• Your instructions: Reproduce all the entries exactly and keep the pictures out.

(Figure contents as structured data)
+-------+

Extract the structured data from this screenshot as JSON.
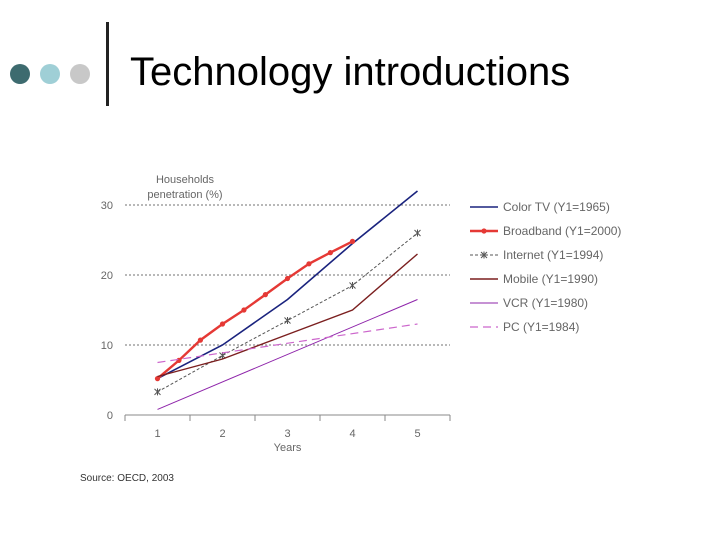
{
  "slide": {
    "title": "Technology introductions",
    "bullet_colors": [
      "#3d6b6f",
      "#9fcfd6",
      "#c8c8c8"
    ],
    "source": "Source: OECD, 2003"
  },
  "chart_data": {
    "type": "line",
    "title": "",
    "ylabel_lines": [
      "Households",
      "penetration (%)"
    ],
    "xlabel": "Years",
    "x": [
      1,
      2,
      3,
      4,
      5
    ],
    "xlim": [
      0.5,
      5.5
    ],
    "ylim": [
      0,
      30
    ],
    "yticks": [
      0,
      10,
      20,
      30
    ],
    "grid": "horizontal dotted",
    "legend_position": "right",
    "series": [
      {
        "name": "Color TV (Y1=1965)",
        "color": "#1a237e",
        "width": 1.6,
        "dash": "",
        "marker": "none",
        "points": [
          [
            1,
            5.2
          ],
          [
            2,
            10
          ],
          [
            3,
            16.5
          ],
          [
            4,
            24.5
          ],
          [
            5,
            32
          ]
        ]
      },
      {
        "name": "Broadband (Y1=2000)",
        "color": "#e53935",
        "width": 2.4,
        "dash": "",
        "marker": "dot",
        "points": [
          [
            1,
            5.2
          ],
          [
            1.33,
            7.8
          ],
          [
            1.66,
            10.7
          ],
          [
            2,
            13
          ],
          [
            2.33,
            15
          ],
          [
            2.66,
            17.2
          ],
          [
            3,
            19.5
          ],
          [
            3.33,
            21.6
          ],
          [
            3.66,
            23.2
          ],
          [
            4,
            24.8
          ]
        ]
      },
      {
        "name": "Internet (Y1=1994)",
        "color": "#555555",
        "width": 1,
        "dash": "3,2",
        "marker": "star",
        "points": [
          [
            1,
            3.3
          ],
          [
            2,
            8.5
          ],
          [
            3,
            13.5
          ],
          [
            4,
            18.5
          ],
          [
            5,
            26
          ]
        ]
      },
      {
        "name": "Mobile (Y1=1990)",
        "color": "#7b1f1f",
        "width": 1.4,
        "dash": "",
        "marker": "none",
        "points": [
          [
            1,
            5.5
          ],
          [
            2,
            8
          ],
          [
            3,
            11.5
          ],
          [
            4,
            15
          ],
          [
            5,
            23
          ]
        ]
      },
      {
        "name": "VCR (Y1=1980)",
        "color": "#8e24aa",
        "width": 1,
        "dash": "",
        "marker": "none",
        "points": [
          [
            1,
            0.8
          ],
          [
            5,
            16.5
          ]
        ]
      },
      {
        "name": "PC (Y1=1984)",
        "color": "#cc66cc",
        "width": 1.2,
        "dash": "8,5",
        "marker": "none",
        "points": [
          [
            1,
            7.5
          ],
          [
            5,
            13
          ]
        ]
      }
    ]
  }
}
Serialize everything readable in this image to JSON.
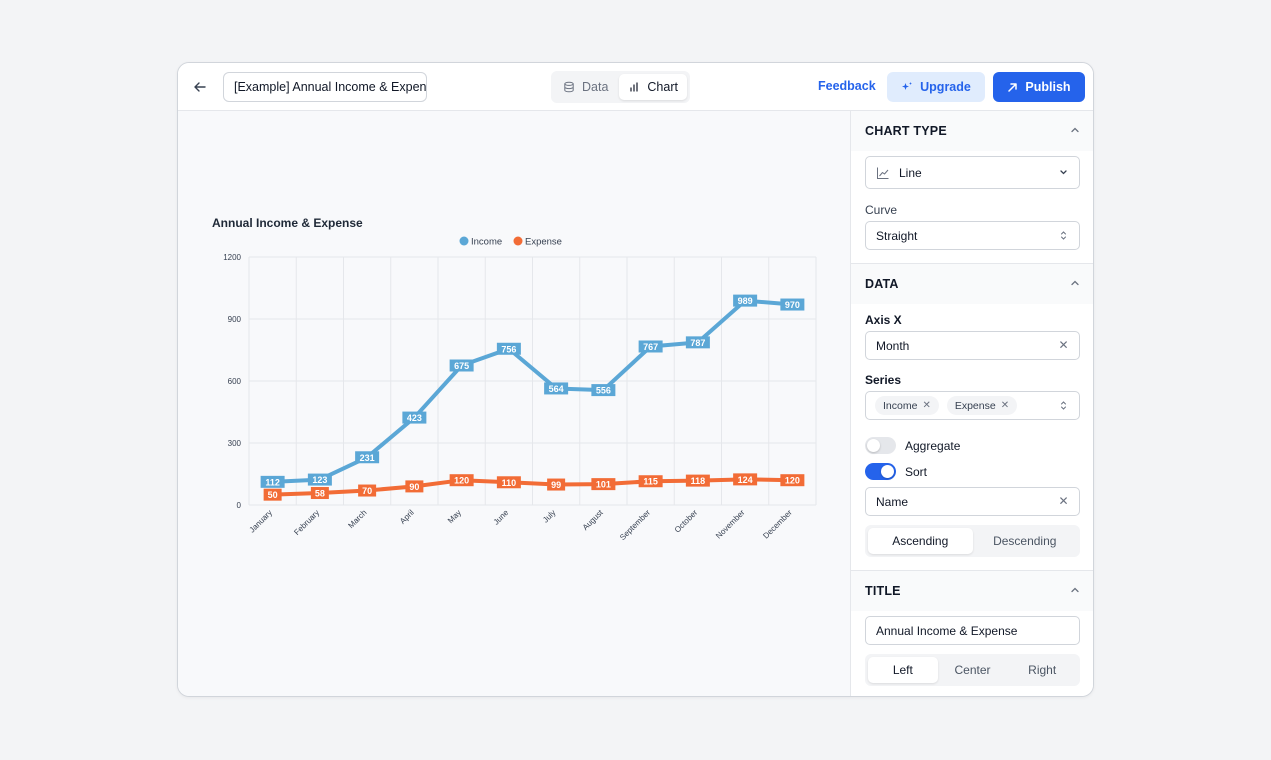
{
  "topbar": {
    "title_value": "[Example] Annual Income & Expen",
    "view_tabs": [
      {
        "label": "Data",
        "active": false
      },
      {
        "label": "Chart",
        "active": true
      }
    ],
    "feedback_label": "Feedback",
    "upgrade_label": "Upgrade",
    "publish_label": "Publish"
  },
  "chart_data": {
    "type": "line",
    "title": "Annual Income & Expense",
    "categories": [
      "January",
      "February",
      "March",
      "April",
      "May",
      "June",
      "July",
      "August",
      "September",
      "October",
      "November",
      "December"
    ],
    "series": [
      {
        "name": "Income",
        "color": "#5ba7d6",
        "values": [
          112,
          123,
          231,
          423,
          675,
          756,
          564,
          556,
          767,
          787,
          989,
          970
        ]
      },
      {
        "name": "Expense",
        "color": "#f26c36",
        "values": [
          50,
          58,
          70,
          90,
          120,
          110,
          99,
          101,
          115,
          118,
          124,
          120
        ]
      }
    ],
    "ylim": [
      0,
      1200
    ],
    "yticks": [
      0,
      300,
      600,
      900,
      1200
    ],
    "legend_position": "top-center",
    "grid": true,
    "data_labels": true
  },
  "panel": {
    "chart_type": {
      "heading": "CHART TYPE",
      "type_value": "Line",
      "curve_label": "Curve",
      "curve_value": "Straight"
    },
    "data": {
      "heading": "DATA",
      "axis_x_label": "Axis X",
      "axis_x_value": "Month",
      "series_label": "Series",
      "series_chips": [
        "Income",
        "Expense"
      ],
      "aggregate_label": "Aggregate",
      "aggregate_on": false,
      "sort_label": "Sort",
      "sort_on": true,
      "sort_field_value": "Name",
      "sort_order": [
        "Ascending",
        "Descending"
      ],
      "sort_order_active": "Ascending"
    },
    "title": {
      "heading": "TITLE",
      "title_value": "Annual Income & Expense",
      "align_options": [
        "Left",
        "Center",
        "Right"
      ],
      "align_active": "Left"
    }
  }
}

+-------+

• Worked answer:
Extract the structured data from this screenshot as JSON.
{
  "slide": {
    "title": "Technology introductions",
    "bullet_colors": [
      "#3d6b6f",
      "#9fcfd6",
      "#c8c8c8"
    ],
    "source": "Source: OECD, 2003"
  },
  "chart_data": {
    "type": "line",
    "title": "",
    "ylabel_lines": [
      "Households",
      "penetration (%)"
    ],
    "xlabel": "Years",
    "x": [
      1,
      2,
      3,
      4,
      5
    ],
    "xlim": [
      0.5,
      5.5
    ],
    "ylim": [
      0,
      30
    ],
    "yticks": [
      0,
      10,
      20,
      30
    ],
    "grid": "horizontal dotted",
    "legend_position": "right",
    "series": [
      {
        "name": "Color TV (Y1=1965)",
        "color": "#1a237e",
        "width": 1.6,
        "dash": "",
        "marker": "none",
        "points": [
          [
            1,
            5.2
          ],
          [
            2,
            10
          ],
          [
            3,
            16.5
          ],
          [
            4,
            24.5
          ],
          [
            5,
            32
          ]
        ]
      },
      {
        "name": "Broadband (Y1=2000)",
        "color": "#e53935",
        "width": 2.4,
        "dash": "",
        "marker": "dot",
        "points": [
          [
            1,
            5.2
          ],
          [
            1.33,
            7.8
          ],
          [
            1.66,
            10.7
          ],
          [
            2,
            13
          ],
          [
            2.33,
            15
          ],
          [
            2.66,
            17.2
          ],
          [
            3,
            19.5
          ],
          [
            3.33,
            21.6
          ],
          [
            3.66,
            23.2
          ],
          [
            4,
            24.8
          ]
        ]
      },
      {
        "name": "Internet (Y1=1994)",
        "color": "#555555",
        "width": 1,
        "dash": "3,2",
        "marker": "star",
        "points": [
          [
            1,
            3.3
          ],
          [
            2,
            8.5
          ],
          [
            3,
            13.5
          ],
          [
            4,
            18.5
          ],
          [
            5,
            26
          ]
        ]
      },
      {
        "name": "Mobile (Y1=1990)",
        "color": "#7b1f1f",
        "width": 1.4,
        "dash": "",
        "marker": "none",
        "points": [
          [
            1,
            5.5
          ],
          [
            2,
            8
          ],
          [
            3,
            11.5
          ],
          [
            4,
            15
          ],
          [
            5,
            23
          ]
        ]
      },
      {
        "name": "VCR (Y1=1980)",
        "color": "#8e24aa",
        "width": 1,
        "dash": "",
        "marker": "none",
        "points": [
          [
            1,
            0.8
          ],
          [
            5,
            16.5
          ]
        ]
      },
      {
        "name": "PC (Y1=1984)",
        "color": "#cc66cc",
        "width": 1.2,
        "dash": "8,5",
        "marker": "none",
        "points": [
          [
            1,
            7.5
          ],
          [
            5,
            13
          ]
        ]
      }
    ]
  }
}
Serialize everything readable in this image to JSON.
{
  "topbar": {
    "title_value": "[Example] Annual Income & Expen",
    "view_tabs": [
      {
        "label": "Data",
        "active": false
      },
      {
        "label": "Chart",
        "active": true
      }
    ],
    "feedback_label": "Feedback",
    "upgrade_label": "Upgrade",
    "publish_label": "Publish"
  },
  "chart_data": {
    "type": "line",
    "title": "Annual Income & Expense",
    "categories": [
      "January",
      "February",
      "March",
      "April",
      "May",
      "June",
      "July",
      "August",
      "September",
      "October",
      "November",
      "December"
    ],
    "series": [
      {
        "name": "Income",
        "color": "#5ba7d6",
        "values": [
          112,
          123,
          231,
          423,
          675,
          756,
          564,
          556,
          767,
          787,
          989,
          970
        ]
      },
      {
        "name": "Expense",
        "color": "#f26c36",
        "values": [
          50,
          58,
          70,
          90,
          120,
          110,
          99,
          101,
          115,
          118,
          124,
          120
        ]
      }
    ],
    "ylim": [
      0,
      1200
    ],
    "yticks": [
      0,
      300,
      600,
      900,
      1200
    ],
    "legend_position": "top-center",
    "grid": true,
    "data_labels": true
  },
  "panel": {
    "chart_type": {
      "heading": "CHART TYPE",
      "type_value": "Line",
      "curve_label": "Curve",
      "curve_value": "Straight"
    },
    "data": {
      "heading": "DATA",
      "axis_x_label": "Axis X",
      "axis_x_value": "Month",
      "series_label": "Series",
      "series_chips": [
        "Income",
        "Expense"
      ],
      "aggregate_label": "Aggregate",
      "aggregate_on": false,
      "sort_label": "Sort",
      "sort_on": true,
      "sort_field_value": "Name",
      "sort_order": [
        "Ascending",
        "Descending"
      ],
      "sort_order_active": "Ascending"
    },
    "title": {
      "heading": "TITLE",
      "title_value": "Annual Income & Expense",
      "align_options": [
        "Left",
        "Center",
        "Right"
      ],
      "align_active": "Left"
    }
  }
}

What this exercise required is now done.